> Data excerpts
* Begin *

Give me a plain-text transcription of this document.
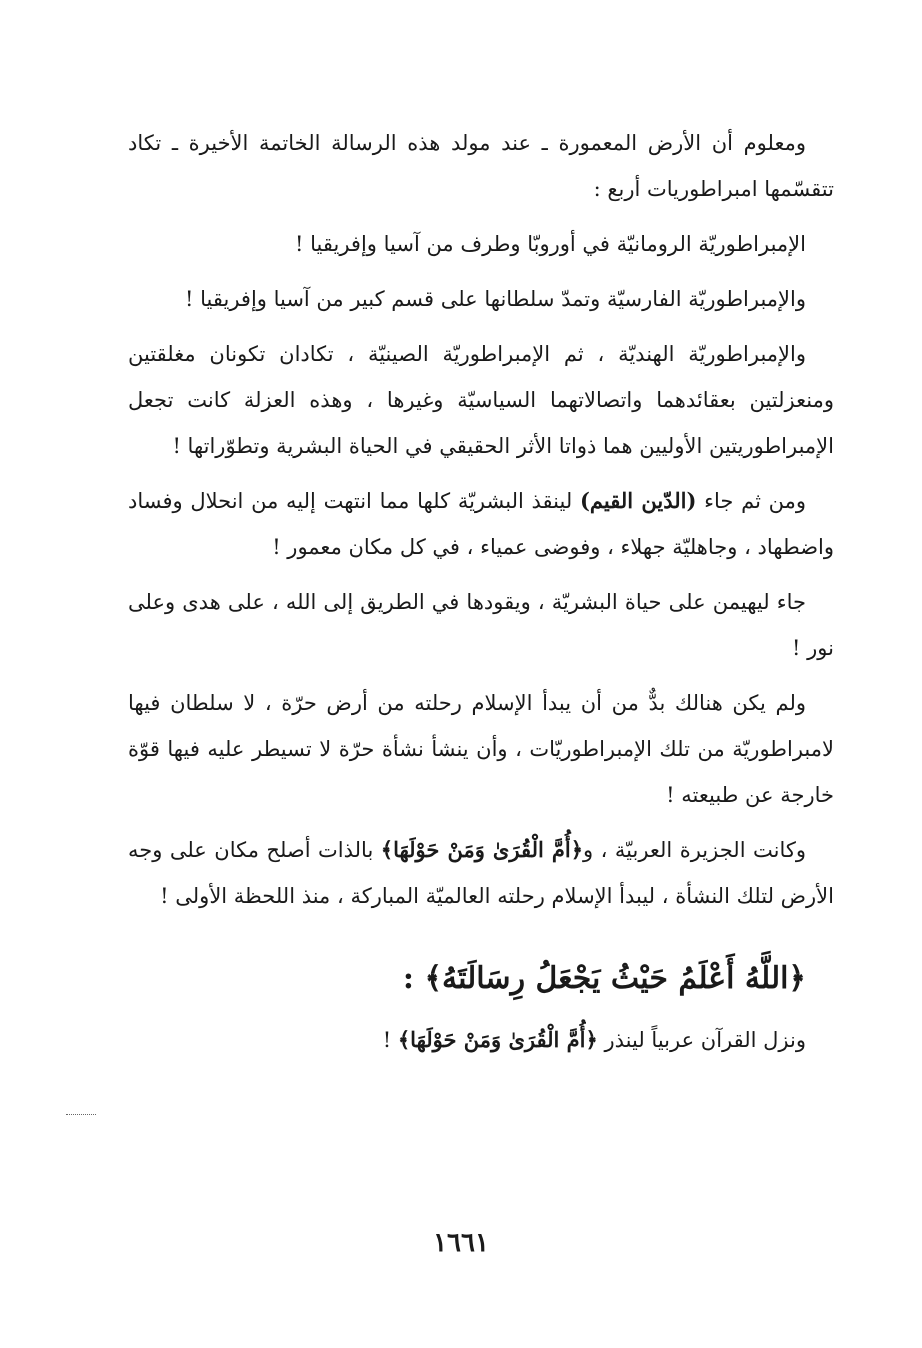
ومعلوم أن الأرض المعمورة ـ عند مولد هذه الرسالة الخاتمة الأخيرة ـ تكاد تتقسّمها امبراطوريات أربع :

الإمبراطوريّة الرومانيّة في أوروبّا وطرف من آسيا وإفريقيا !

والإمبراطوريّة الفارسيّة وتمدّ سلطانها على قسم كبير من آسيا وإفريقيا !

والإمبراطوريّة الهنديّة ، ثم الإمبراطوريّة الصينيّة ، تكادان تكونان مغلقتين ومنعزلتين بعقائدهما واتصالاتهما السياسيّة وغيرها ، وهذه العزلة كانت تجعل الإمبراطوريتين الأوليين هما ذواتا الأثر الحقيقي في الحياة البشرية وتطوّراتها !

ومن ثم جاء (الدّين القيم) لينقذ البشريّة كلها مما انتهت إليه من انحلال وفساد واضطهاد ، وجاهليّة جهلاء ، وفوضى عمياء ، في كل مكان معمور !

جاء ليهيمن على حياة البشريّة ، ويقودها في الطريق إلى الله ، على هدى وعلى نور !

ولم يكن هنالك بدٌّ من أن يبدأ الإسلام رحلته من أرض حرّة ، لا سلطان فيها لامبراطوريّة من تلك الإمبراطوريّات ، وأن ينشأ نشأة حرّة لا تسيطر عليه فيها قوّة خارجة عن طبيعته !

وكانت الجزيرة العربيّة ، و﴿أُمَّ الْقُرَىٰ وَمَنْ حَوْلَهَا﴾ بالذات أصلح مكان على وجه الأرض لتلك النشأة ، ليبدأ الإسلام رحلته العالميّة المباركة ، منذ اللحظة الأولى !

﴿اللَّهُ أَعْلَمُ حَيْثُ يَجْعَلُ رِسَالَتَهُ﴾ :

ونزل القرآن عربياً لينذر ﴿أُمَّ الْقُرَىٰ وَمَنْ حَوْلَهَا﴾ !

١٦٦١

* End *

> TASK DETAILS
Count each line of the entries that holds the word "مكان", then state the total and nothing more.

> OUTPUT
2